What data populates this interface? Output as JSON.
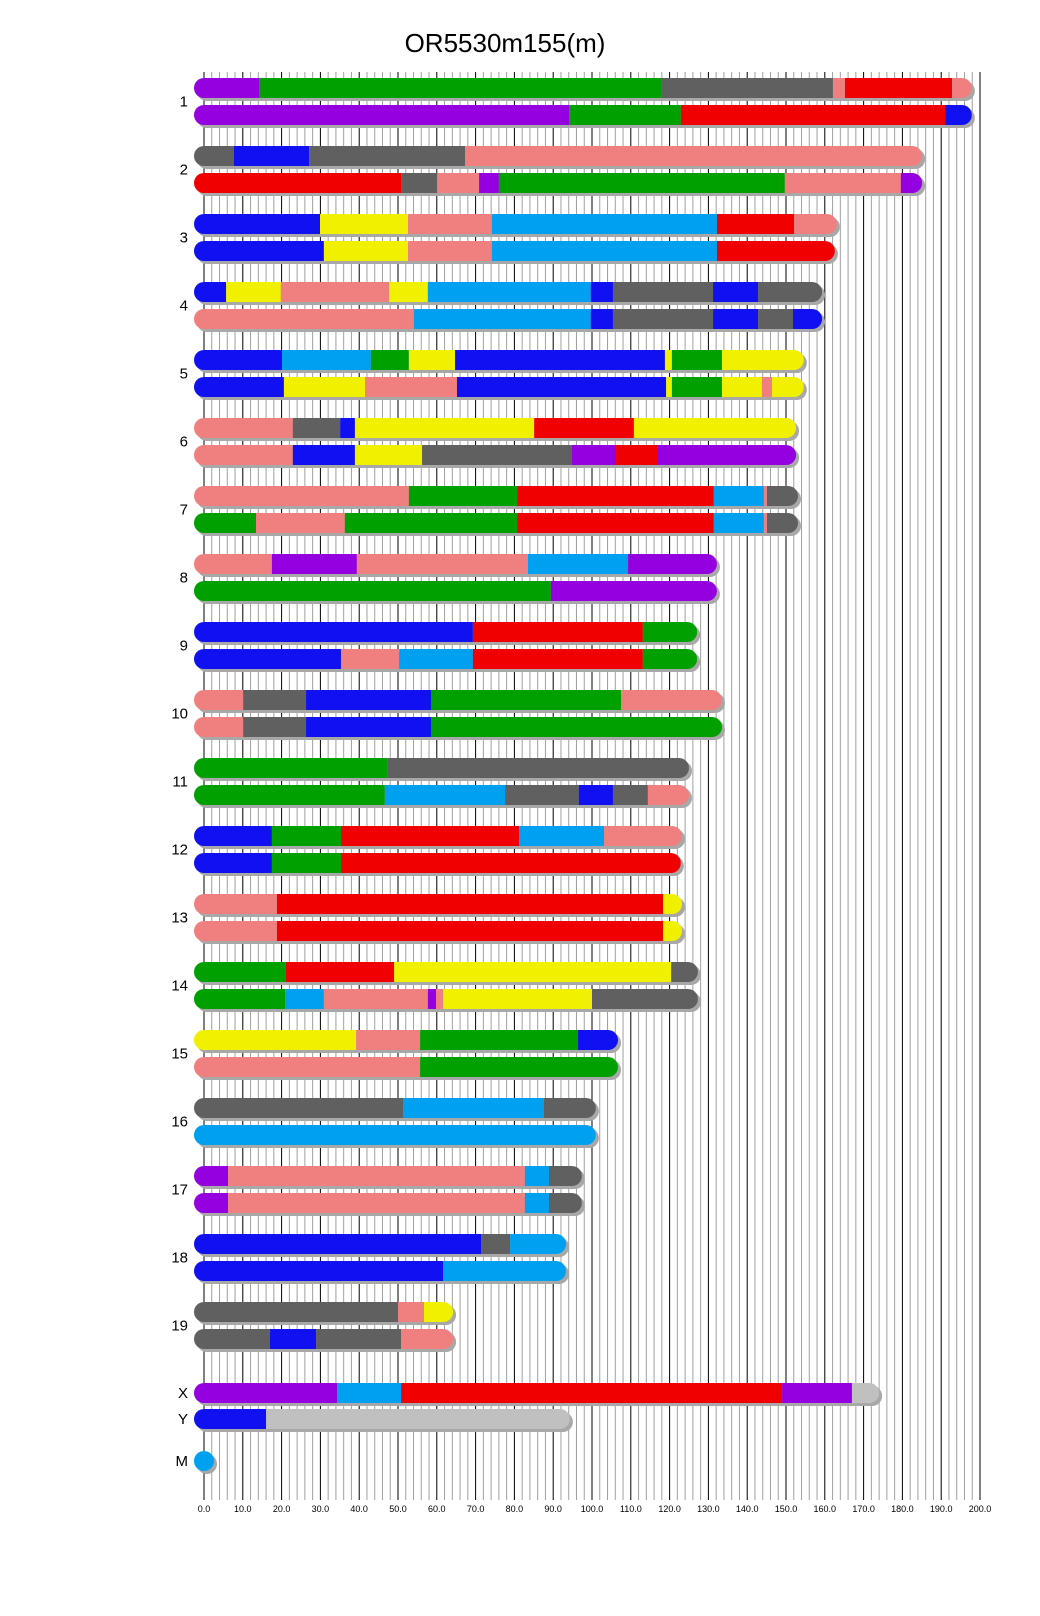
{
  "chart_data": {
    "type": "chromosome-painting",
    "title": "OR5530m155(m)",
    "xlim": [
      0,
      200
    ],
    "x_ticks": [
      "0.0",
      "10.0",
      "20.0",
      "30.0",
      "40.0",
      "50.0",
      "60.0",
      "70.0",
      "80.0",
      "90.0",
      "100.0",
      "110.0",
      "120.0",
      "130.0",
      "140.0",
      "150.0",
      "160.0",
      "170.0",
      "180.0",
      "190.0",
      "200.0"
    ],
    "grid": "vertical lines every 2 units, darker every 10",
    "colors": {
      "P": "#9400e0",
      "G": "#00a000",
      "D": "#606060",
      "K": "#f08080",
      "R": "#f00000",
      "B": "#1010f0",
      "Y": "#f0f000",
      "L": "#00a0f0",
      "S": "#c0c0c0"
    },
    "chromosomes": [
      {
        "label": "1",
        "haplotypes": [
          [
            [
              "P",
              14.2
            ],
            [
              "G",
              117.8
            ],
            [
              "D",
              162.1
            ],
            [
              "K",
              165.2
            ],
            [
              "R",
              192.8
            ],
            [
              "K",
              197.9
            ]
          ],
          [
            [
              "P",
              94.1
            ],
            [
              "G",
              122.9
            ],
            [
              "R",
              191.0
            ],
            [
              "B",
              197.9
            ]
          ]
        ]
      },
      {
        "label": "2",
        "haplotypes": [
          [
            [
              "D",
              7.7
            ],
            [
              "B",
              27.1
            ],
            [
              "D",
              67.3
            ],
            [
              "K",
              185.1
            ]
          ],
          [
            [
              "R",
              50.8
            ],
            [
              "D",
              60.1
            ],
            [
              "K",
              70.9
            ],
            [
              "P",
              76.0
            ],
            [
              "G",
              149.7
            ],
            [
              "K",
              179.6
            ],
            [
              "P",
              185.1
            ]
          ]
        ]
      },
      {
        "label": "3",
        "haplotypes": [
          [
            [
              "B",
              29.9
            ],
            [
              "Y",
              52.6
            ],
            [
              "K",
              74.2
            ],
            [
              "L",
              132.2
            ],
            [
              "R",
              152.1
            ],
            [
              "K",
              163.1
            ]
          ],
          [
            [
              "B",
              30.9
            ],
            [
              "Y",
              52.6
            ],
            [
              "K",
              74.2
            ],
            [
              "L",
              132.2
            ],
            [
              "R",
              162.6
            ]
          ]
        ]
      },
      {
        "label": "4",
        "haplotypes": [
          [
            [
              "B",
              5.7
            ],
            [
              "Y",
              19.8
            ],
            [
              "K",
              47.7
            ],
            [
              "Y",
              57.7
            ],
            [
              "L",
              99.7
            ],
            [
              "B",
              105.4
            ],
            [
              "D",
              131.2
            ],
            [
              "B",
              142.8
            ],
            [
              "D",
              159.3
            ]
          ],
          [
            [
              "K",
              54.1
            ],
            [
              "L",
              99.7
            ],
            [
              "B",
              105.4
            ],
            [
              "D",
              131.2
            ],
            [
              "B",
              142.8
            ],
            [
              "D",
              151.8
            ],
            [
              "B",
              159.3
            ]
          ]
        ]
      },
      {
        "label": "5",
        "haplotypes": [
          [
            [
              "B",
              20.1
            ],
            [
              "L",
              43.0
            ],
            [
              "G",
              52.8
            ],
            [
              "Y",
              64.7
            ],
            [
              "B",
              118.8
            ],
            [
              "Y",
              120.6
            ],
            [
              "G",
              133.5
            ],
            [
              "Y",
              154.6
            ]
          ],
          [
            [
              "B",
              20.6
            ],
            [
              "Y",
              41.5
            ],
            [
              "K",
              65.2
            ],
            [
              "B",
              119.1
            ],
            [
              "Y",
              120.6
            ],
            [
              "G",
              133.5
            ],
            [
              "Y",
              143.8
            ],
            [
              "K",
              146.4
            ],
            [
              "Y",
              154.6
            ]
          ]
        ]
      },
      {
        "label": "6",
        "haplotypes": [
          [
            [
              "K",
              22.9
            ],
            [
              "D",
              35.1
            ],
            [
              "B",
              38.9
            ],
            [
              "Y",
              85.1
            ],
            [
              "R",
              110.8
            ],
            [
              "Y",
              152.6
            ]
          ],
          [
            [
              "K",
              22.9
            ],
            [
              "B",
              38.9
            ],
            [
              "Y",
              56.2
            ],
            [
              "D",
              94.8
            ],
            [
              "P",
              106.2
            ],
            [
              "R",
              117.0
            ],
            [
              "P",
              152.6
            ]
          ]
        ]
      },
      {
        "label": "7",
        "haplotypes": [
          [
            [
              "K",
              52.8
            ],
            [
              "G",
              80.7
            ],
            [
              "R",
              131.4
            ],
            [
              "L",
              144.3
            ],
            [
              "K",
              145.1
            ],
            [
              "D",
              153.1
            ]
          ],
          [
            [
              "G",
              13.4
            ],
            [
              "K",
              36.3
            ],
            [
              "G",
              80.7
            ],
            [
              "R",
              131.4
            ],
            [
              "L",
              144.3
            ],
            [
              "K",
              145.1
            ],
            [
              "D",
              153.1
            ]
          ]
        ]
      },
      {
        "label": "8",
        "haplotypes": [
          [
            [
              "K",
              17.5
            ],
            [
              "P",
              39.4
            ],
            [
              "K",
              83.5
            ],
            [
              "L",
              109.3
            ],
            [
              "P",
              132.2
            ]
          ],
          [
            [
              "G",
              89.4
            ],
            [
              "P",
              132.2
            ]
          ]
        ]
      },
      {
        "label": "9",
        "haplotypes": [
          [
            [
              "B",
              69.3
            ],
            [
              "R",
              113.1
            ],
            [
              "G",
              127.1
            ]
          ],
          [
            [
              "B",
              35.3
            ],
            [
              "K",
              50.3
            ],
            [
              "L",
              69.3
            ],
            [
              "R",
              113.1
            ],
            [
              "G",
              127.1
            ]
          ]
        ]
      },
      {
        "label": "10",
        "haplotypes": [
          [
            [
              "K",
              10.1
            ],
            [
              "D",
              26.3
            ],
            [
              "B",
              58.5
            ],
            [
              "G",
              107.5
            ],
            [
              "K",
              133.5
            ]
          ],
          [
            [
              "K",
              10.1
            ],
            [
              "D",
              26.3
            ],
            [
              "B",
              58.5
            ],
            [
              "G",
              133.5
            ]
          ]
        ]
      },
      {
        "label": "11",
        "haplotypes": [
          [
            [
              "G",
              47.2
            ],
            [
              "D",
              125.0
            ]
          ],
          [
            [
              "G",
              46.6
            ],
            [
              "L",
              77.6
            ],
            [
              "D",
              96.6
            ],
            [
              "B",
              105.4
            ],
            [
              "D",
              114.4
            ],
            [
              "K",
              125.0
            ]
          ]
        ]
      },
      {
        "label": "12",
        "haplotypes": [
          [
            [
              "B",
              17.5
            ],
            [
              "G",
              35.3
            ],
            [
              "R",
              81.2
            ],
            [
              "L",
              103.1
            ],
            [
              "K",
              123.2
            ]
          ],
          [
            [
              "B",
              17.5
            ],
            [
              "G",
              35.3
            ],
            [
              "R",
              122.9
            ]
          ]
        ]
      },
      {
        "label": "13",
        "haplotypes": [
          [
            [
              "K",
              18.8
            ],
            [
              "R",
              118.3
            ],
            [
              "Y",
              123.2
            ]
          ],
          [
            [
              "K",
              18.8
            ],
            [
              "R",
              118.3
            ],
            [
              "Y",
              123.2
            ]
          ]
        ]
      },
      {
        "label": "14",
        "haplotypes": [
          [
            [
              "G",
              21.1
            ],
            [
              "R",
              49.0
            ],
            [
              "Y",
              120.4
            ],
            [
              "D",
              127.3
            ]
          ],
          [
            [
              "G",
              20.9
            ],
            [
              "L",
              30.9
            ],
            [
              "K",
              57.7
            ],
            [
              "P",
              59.8
            ],
            [
              "K",
              61.6
            ],
            [
              "Y",
              100.0
            ],
            [
              "D",
              127.3
            ]
          ]
        ]
      },
      {
        "label": "15",
        "haplotypes": [
          [
            [
              "Y",
              39.2
            ],
            [
              "K",
              55.7
            ],
            [
              "G",
              96.4
            ],
            [
              "B",
              106.7
            ]
          ],
          [
            [
              "K",
              55.7
            ],
            [
              "G",
              106.7
            ]
          ]
        ]
      },
      {
        "label": "16",
        "haplotypes": [
          [
            [
              "D",
              51.3
            ],
            [
              "L",
              87.6
            ],
            [
              "D",
              101.0
            ]
          ],
          [
            [
              "L",
              101.0
            ]
          ]
        ]
      },
      {
        "label": "17",
        "haplotypes": [
          [
            [
              "P",
              6.2
            ],
            [
              "K",
              82.7
            ],
            [
              "L",
              88.9
            ],
            [
              "D",
              97.4
            ]
          ],
          [
            [
              "P",
              6.2
            ],
            [
              "K",
              82.7
            ],
            [
              "L",
              88.9
            ],
            [
              "D",
              97.4
            ]
          ]
        ]
      },
      {
        "label": "18",
        "haplotypes": [
          [
            [
              "B",
              71.4
            ],
            [
              "D",
              78.9
            ],
            [
              "L",
              93.3
            ]
          ],
          [
            [
              "B",
              61.6
            ],
            [
              "L",
              93.3
            ]
          ]
        ]
      },
      {
        "label": "19",
        "haplotypes": [
          [
            [
              "D",
              50.0
            ],
            [
              "K",
              56.7
            ],
            [
              "Y",
              64.2
            ]
          ],
          [
            [
              "D",
              17.0
            ],
            [
              "B",
              28.9
            ],
            [
              "D",
              50.8
            ],
            [
              "K",
              64.2
            ]
          ]
        ]
      },
      {
        "label": "X",
        "haplotypes": [
          [
            [
              "P",
              34.3
            ],
            [
              "L",
              50.8
            ],
            [
              "R",
              149.0
            ],
            [
              "P",
              167.0
            ],
            [
              "S",
              174.0
            ]
          ]
        ]
      },
      {
        "label": "Y",
        "haplotypes": [
          [
            [
              "B",
              16.0
            ],
            [
              "S",
              94.3
            ]
          ]
        ]
      },
      {
        "label": "M",
        "haplotypes": [
          [
            [
              "L",
              0.5
            ]
          ]
        ]
      }
    ]
  }
}
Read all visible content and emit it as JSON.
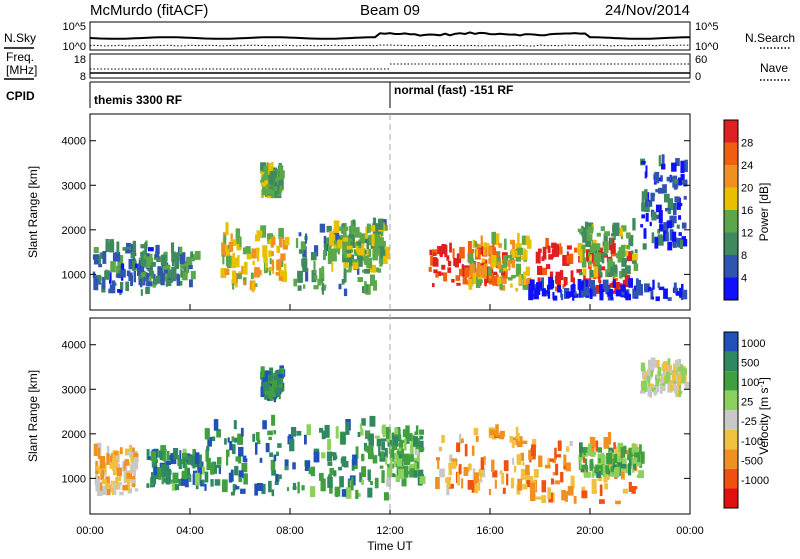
{
  "header": {
    "station": "McMurdo (fitACF)",
    "beam": "Beam 09",
    "date": "24/Nov/2014"
  },
  "strips": {
    "nsky_label": "N.Sky",
    "nsearch_label": "N.Search",
    "noise_ticks": [
      "10^5",
      "10^0"
    ],
    "freq_label_1": "Freq.",
    "freq_label_2": "[MHz]",
    "freq_ticks": [
      "18",
      "8"
    ],
    "nave_label": "Nave",
    "nave_ticks": [
      "60",
      "0"
    ],
    "cpid_label": "CPID",
    "cpid_modes": [
      "themis 3300 RF",
      "normal (fast) -151 RF"
    ]
  },
  "colors": {
    "power_scale": [
      "#1010ff",
      "#2f55b0",
      "#3e8a5e",
      "#5aa84a",
      "#e8c000",
      "#f09020",
      "#f06010",
      "#e02020"
    ],
    "velocity_scale": [
      "#2050b8",
      "#308860",
      "#40a040",
      "#8cd060",
      "#c8c8c8",
      "#f0c040",
      "#f09020",
      "#f05010",
      "#e01010"
    ]
  },
  "chart_data": [
    {
      "type": "heatmap",
      "name": "power",
      "ylabel": "Slant Range [km]",
      "ylim": [
        200,
        4600
      ],
      "yticks": [
        1000,
        2000,
        3000,
        4000
      ],
      "xlim": [
        0,
        24
      ],
      "colorbar_label": "Power [dB]",
      "colorbar_ticks": [
        4,
        8,
        12,
        16,
        20,
        24,
        28
      ],
      "colorbar_range": [
        0,
        32
      ],
      "regions": [
        {
          "x": [
            0.1,
            2.4
          ],
          "y": [
            500,
            1600
          ],
          "level": 0.25
        },
        {
          "x": [
            2.0,
            4.2
          ],
          "y": [
            700,
            1500
          ],
          "level": 0.3
        },
        {
          "x": [
            5.2,
            7.8
          ],
          "y": [
            600,
            1900
          ],
          "level": 0.55
        },
        {
          "x": [
            6.8,
            7.6
          ],
          "y": [
            2700,
            3300
          ],
          "level": 0.4
        },
        {
          "x": [
            8.0,
            11.8
          ],
          "y": [
            500,
            2000
          ],
          "level": 0.35
        },
        {
          "x": [
            9.5,
            11.8
          ],
          "y": [
            1000,
            2000
          ],
          "level": 0.45
        },
        {
          "x": [
            13.5,
            16.5
          ],
          "y": [
            700,
            1500
          ],
          "level": 0.9
        },
        {
          "x": [
            15.0,
            17.5
          ],
          "y": [
            600,
            1700
          ],
          "level": 0.55
        },
        {
          "x": [
            17.8,
            21.5
          ],
          "y": [
            550,
            1600
          ],
          "level": 0.95
        },
        {
          "x": [
            19.5,
            21.8
          ],
          "y": [
            900,
            2000
          ],
          "level": 0.4
        },
        {
          "x": [
            22.0,
            23.8
          ],
          "y": [
            1500,
            3500
          ],
          "level": 0.15
        },
        {
          "x": [
            17.5,
            23.8
          ],
          "y": [
            400,
            700
          ],
          "level": 0.1
        }
      ]
    },
    {
      "type": "heatmap",
      "name": "velocity",
      "ylabel": "Slant Range [km]",
      "ylim": [
        200,
        4600
      ],
      "yticks": [
        1000,
        2000,
        3000,
        4000
      ],
      "xlim": [
        0,
        24
      ],
      "xlabel": "Time UT",
      "xticks": [
        "00:00",
        "04:00",
        "08:00",
        "12:00",
        "16:00",
        "20:00",
        "00:00"
      ],
      "colorbar_label": "Velocity [m s",
      "colorbar_units_exp": "-1",
      "colorbar_label_end": "]",
      "colorbar_ticks": [
        "1000",
        "500",
        "100",
        "25",
        "-25",
        "-100",
        "-500",
        "-1000"
      ],
      "regions": [
        {
          "x": [
            0.1,
            1.8
          ],
          "y": [
            600,
            1600
          ],
          "level": 0.62
        },
        {
          "x": [
            2.2,
            4.5
          ],
          "y": [
            700,
            1500
          ],
          "level": 0.2
        },
        {
          "x": [
            4.5,
            8.5
          ],
          "y": [
            600,
            2200
          ],
          "level": 0.18
        },
        {
          "x": [
            6.8,
            7.6
          ],
          "y": [
            2700,
            3300
          ],
          "level": 0.2
        },
        {
          "x": [
            8.5,
            11.8
          ],
          "y": [
            500,
            2200
          ],
          "level": 0.22
        },
        {
          "x": [
            11.8,
            13.2
          ],
          "y": [
            800,
            2000
          ],
          "level": 0.3
        },
        {
          "x": [
            13.8,
            17.5
          ],
          "y": [
            600,
            2000
          ],
          "level": 0.68
        },
        {
          "x": [
            17.5,
            21.8
          ],
          "y": [
            400,
            1800
          ],
          "level": 0.7
        },
        {
          "x": [
            19.5,
            22.0
          ],
          "y": [
            1000,
            1600
          ],
          "level": 0.3
        },
        {
          "x": [
            22.0,
            23.8
          ],
          "y": [
            2800,
            3500
          ],
          "level": 0.5
        }
      ]
    }
  ]
}
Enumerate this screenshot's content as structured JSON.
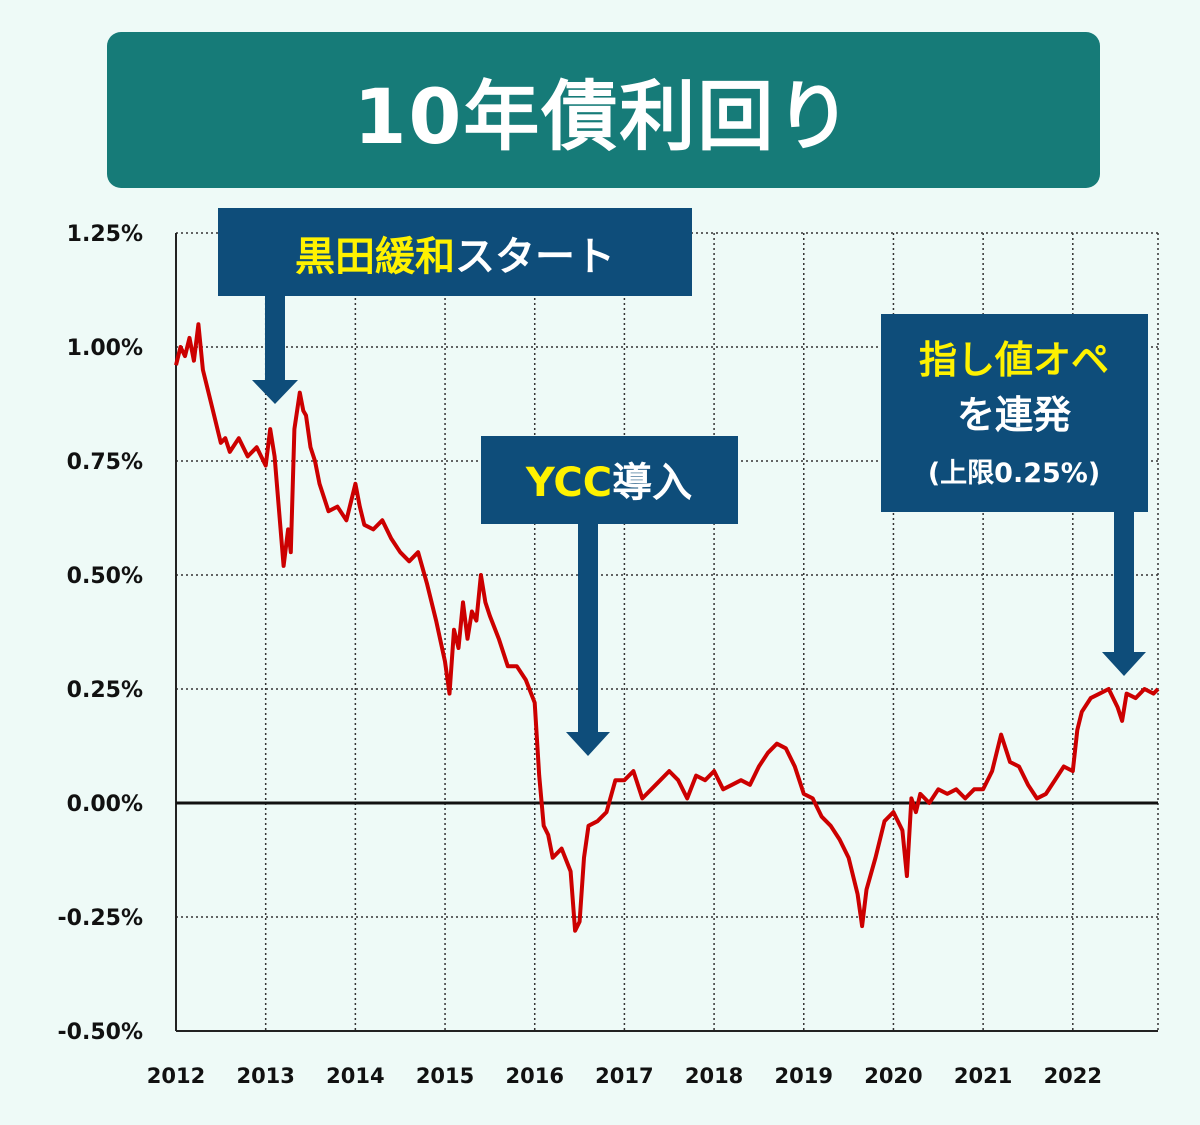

SHORT TASK:
Show all lines from the data above in which the word "content" appears.

WORKED ANSWER:
Read all visible content and emit it as JSON.
Enumerate this screenshot's content as structured JSON.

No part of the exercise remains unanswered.